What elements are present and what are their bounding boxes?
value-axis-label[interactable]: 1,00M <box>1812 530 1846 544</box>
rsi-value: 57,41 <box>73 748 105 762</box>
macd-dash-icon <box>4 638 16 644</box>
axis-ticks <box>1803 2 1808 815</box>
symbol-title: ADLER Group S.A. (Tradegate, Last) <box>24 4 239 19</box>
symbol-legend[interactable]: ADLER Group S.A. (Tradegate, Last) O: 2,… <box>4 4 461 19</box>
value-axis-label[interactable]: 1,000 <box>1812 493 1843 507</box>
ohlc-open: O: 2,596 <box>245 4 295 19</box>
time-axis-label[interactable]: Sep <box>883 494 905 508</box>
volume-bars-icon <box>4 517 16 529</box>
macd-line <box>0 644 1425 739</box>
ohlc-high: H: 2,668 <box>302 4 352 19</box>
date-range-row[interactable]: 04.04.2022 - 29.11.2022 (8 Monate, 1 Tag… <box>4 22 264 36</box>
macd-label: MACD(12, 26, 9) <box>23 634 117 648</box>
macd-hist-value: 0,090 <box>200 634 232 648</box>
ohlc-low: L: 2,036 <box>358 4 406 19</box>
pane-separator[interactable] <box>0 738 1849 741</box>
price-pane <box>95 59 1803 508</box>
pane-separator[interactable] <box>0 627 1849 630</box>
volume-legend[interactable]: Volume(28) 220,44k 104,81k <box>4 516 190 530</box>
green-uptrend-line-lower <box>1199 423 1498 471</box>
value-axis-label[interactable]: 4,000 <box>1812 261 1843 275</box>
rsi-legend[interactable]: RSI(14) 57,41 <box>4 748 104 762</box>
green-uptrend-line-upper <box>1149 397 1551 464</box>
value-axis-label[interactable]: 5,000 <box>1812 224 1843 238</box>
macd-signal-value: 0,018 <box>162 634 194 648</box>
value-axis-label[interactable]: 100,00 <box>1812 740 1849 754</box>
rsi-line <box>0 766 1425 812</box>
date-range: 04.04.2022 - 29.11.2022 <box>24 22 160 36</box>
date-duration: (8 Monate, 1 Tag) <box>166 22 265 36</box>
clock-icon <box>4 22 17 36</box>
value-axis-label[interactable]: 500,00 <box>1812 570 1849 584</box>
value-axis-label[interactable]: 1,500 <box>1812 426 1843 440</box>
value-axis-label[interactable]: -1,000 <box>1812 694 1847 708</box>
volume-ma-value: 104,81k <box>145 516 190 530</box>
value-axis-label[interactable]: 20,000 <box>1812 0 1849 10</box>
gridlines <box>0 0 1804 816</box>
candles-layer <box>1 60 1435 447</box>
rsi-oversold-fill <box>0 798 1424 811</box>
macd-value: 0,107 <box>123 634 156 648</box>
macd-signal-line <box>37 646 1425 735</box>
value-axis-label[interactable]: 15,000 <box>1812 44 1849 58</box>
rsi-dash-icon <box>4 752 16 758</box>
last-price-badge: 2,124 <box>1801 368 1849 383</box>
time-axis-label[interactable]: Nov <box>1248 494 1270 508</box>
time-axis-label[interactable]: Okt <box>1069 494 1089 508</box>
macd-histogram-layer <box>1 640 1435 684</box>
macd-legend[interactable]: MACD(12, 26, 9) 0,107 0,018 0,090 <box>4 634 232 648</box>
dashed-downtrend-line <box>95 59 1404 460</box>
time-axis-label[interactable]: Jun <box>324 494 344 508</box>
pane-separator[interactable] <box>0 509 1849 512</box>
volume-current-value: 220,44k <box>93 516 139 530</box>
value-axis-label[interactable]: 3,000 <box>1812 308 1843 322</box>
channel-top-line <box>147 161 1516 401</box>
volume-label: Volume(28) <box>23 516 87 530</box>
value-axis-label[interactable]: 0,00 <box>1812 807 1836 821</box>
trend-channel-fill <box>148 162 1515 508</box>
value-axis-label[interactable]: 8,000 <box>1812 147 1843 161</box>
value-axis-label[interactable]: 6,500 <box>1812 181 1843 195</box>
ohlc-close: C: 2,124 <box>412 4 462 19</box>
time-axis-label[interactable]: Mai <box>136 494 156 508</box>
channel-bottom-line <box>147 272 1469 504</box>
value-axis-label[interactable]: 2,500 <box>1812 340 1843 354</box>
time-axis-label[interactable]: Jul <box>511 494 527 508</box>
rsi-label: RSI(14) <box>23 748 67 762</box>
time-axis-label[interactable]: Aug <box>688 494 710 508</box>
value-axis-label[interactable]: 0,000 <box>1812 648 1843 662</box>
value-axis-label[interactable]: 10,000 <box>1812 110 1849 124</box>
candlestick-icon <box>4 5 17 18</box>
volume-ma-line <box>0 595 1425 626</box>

What is asked:
Rewrite the lines above with "pane-separator" changed to "pane-divider" wherever it occurs, keeping everything else the same.

Written response:
What elements are present and what are their bounding boxes?
value-axis-label[interactable]: 1,00M <box>1812 530 1846 544</box>
rsi-value: 57,41 <box>73 748 105 762</box>
macd-dash-icon <box>4 638 16 644</box>
axis-ticks <box>1803 2 1808 815</box>
symbol-title: ADLER Group S.A. (Tradegate, Last) <box>24 4 239 19</box>
symbol-legend[interactable]: ADLER Group S.A. (Tradegate, Last) O: 2,… <box>4 4 461 19</box>
value-axis-label[interactable]: 1,000 <box>1812 493 1843 507</box>
ohlc-open: O: 2,596 <box>245 4 295 19</box>
time-axis-label[interactable]: Sep <box>883 494 905 508</box>
volume-bars-icon <box>4 517 16 529</box>
macd-line <box>0 644 1425 739</box>
ohlc-high: H: 2,668 <box>302 4 352 19</box>
date-range-row[interactable]: 04.04.2022 - 29.11.2022 (8 Monate, 1 Tag… <box>4 22 264 36</box>
macd-label: MACD(12, 26, 9) <box>23 634 117 648</box>
macd-hist-value: 0,090 <box>200 634 232 648</box>
ohlc-low: L: 2,036 <box>358 4 406 19</box>
pane-divider[interactable] <box>0 738 1849 741</box>
price-pane <box>95 59 1803 508</box>
pane-divider[interactable] <box>0 627 1849 630</box>
volume-legend[interactable]: Volume(28) 220,44k 104,81k <box>4 516 190 530</box>
green-uptrend-line-lower <box>1199 423 1498 471</box>
value-axis-label[interactable]: 4,000 <box>1812 261 1843 275</box>
rsi-legend[interactable]: RSI(14) 57,41 <box>4 748 104 762</box>
green-uptrend-line-upper <box>1149 397 1551 464</box>
value-axis-label[interactable]: 5,000 <box>1812 224 1843 238</box>
macd-signal-value: 0,018 <box>162 634 194 648</box>
value-axis-label[interactable]: 100,00 <box>1812 740 1849 754</box>
rsi-line <box>0 766 1425 812</box>
date-range: 04.04.2022 - 29.11.2022 <box>24 22 160 36</box>
date-duration: (8 Monate, 1 Tag) <box>166 22 265 36</box>
clock-icon <box>4 22 17 36</box>
value-axis-label[interactable]: 500,00 <box>1812 570 1849 584</box>
value-axis-label[interactable]: 1,500 <box>1812 426 1843 440</box>
value-axis-label[interactable]: -1,000 <box>1812 694 1847 708</box>
volume-ma-value: 104,81k <box>145 516 190 530</box>
value-axis-label[interactable]: 20,000 <box>1812 0 1849 10</box>
gridlines <box>0 0 1804 816</box>
candles-layer <box>1 60 1435 447</box>
rsi-oversold-fill <box>0 798 1424 811</box>
macd-value: 0,107 <box>123 634 156 648</box>
macd-signal-line <box>37 646 1425 735</box>
value-axis-label[interactable]: 15,000 <box>1812 44 1849 58</box>
rsi-dash-icon <box>4 752 16 758</box>
last-price-badge: 2,124 <box>1801 368 1849 383</box>
time-axis-label[interactable]: Nov <box>1248 494 1270 508</box>
time-axis-label[interactable]: Okt <box>1069 494 1089 508</box>
macd-histogram-layer <box>1 640 1435 684</box>
macd-legend[interactable]: MACD(12, 26, 9) 0,107 0,018 0,090 <box>4 634 232 648</box>
dashed-downtrend-line <box>95 59 1404 460</box>
time-axis-label[interactable]: Jun <box>324 494 344 508</box>
pane-divider[interactable] <box>0 509 1849 512</box>
volume-current-value: 220,44k <box>93 516 139 530</box>
value-axis-label[interactable]: 3,000 <box>1812 308 1843 322</box>
channel-top-line <box>147 161 1516 401</box>
volume-label: Volume(28) <box>23 516 87 530</box>
value-axis-label[interactable]: 0,00 <box>1812 807 1836 821</box>
trend-channel-fill <box>148 162 1515 508</box>
value-axis-label[interactable]: 8,000 <box>1812 147 1843 161</box>
value-axis-label[interactable]: 6,500 <box>1812 181 1843 195</box>
ohlc-close: C: 2,124 <box>412 4 462 19</box>
time-axis-label[interactable]: Mai <box>136 494 156 508</box>
channel-bottom-line <box>147 272 1469 504</box>
value-axis-label[interactable]: 2,500 <box>1812 340 1843 354</box>
time-axis-label[interactable]: Jul <box>511 494 527 508</box>
rsi-label: RSI(14) <box>23 748 67 762</box>
time-axis-label[interactable]: Aug <box>688 494 710 508</box>
value-axis-label[interactable]: 0,000 <box>1812 648 1843 662</box>
value-axis-label[interactable]: 10,000 <box>1812 110 1849 124</box>
candlestick-icon <box>4 5 17 18</box>
volume-ma-line <box>0 595 1425 626</box>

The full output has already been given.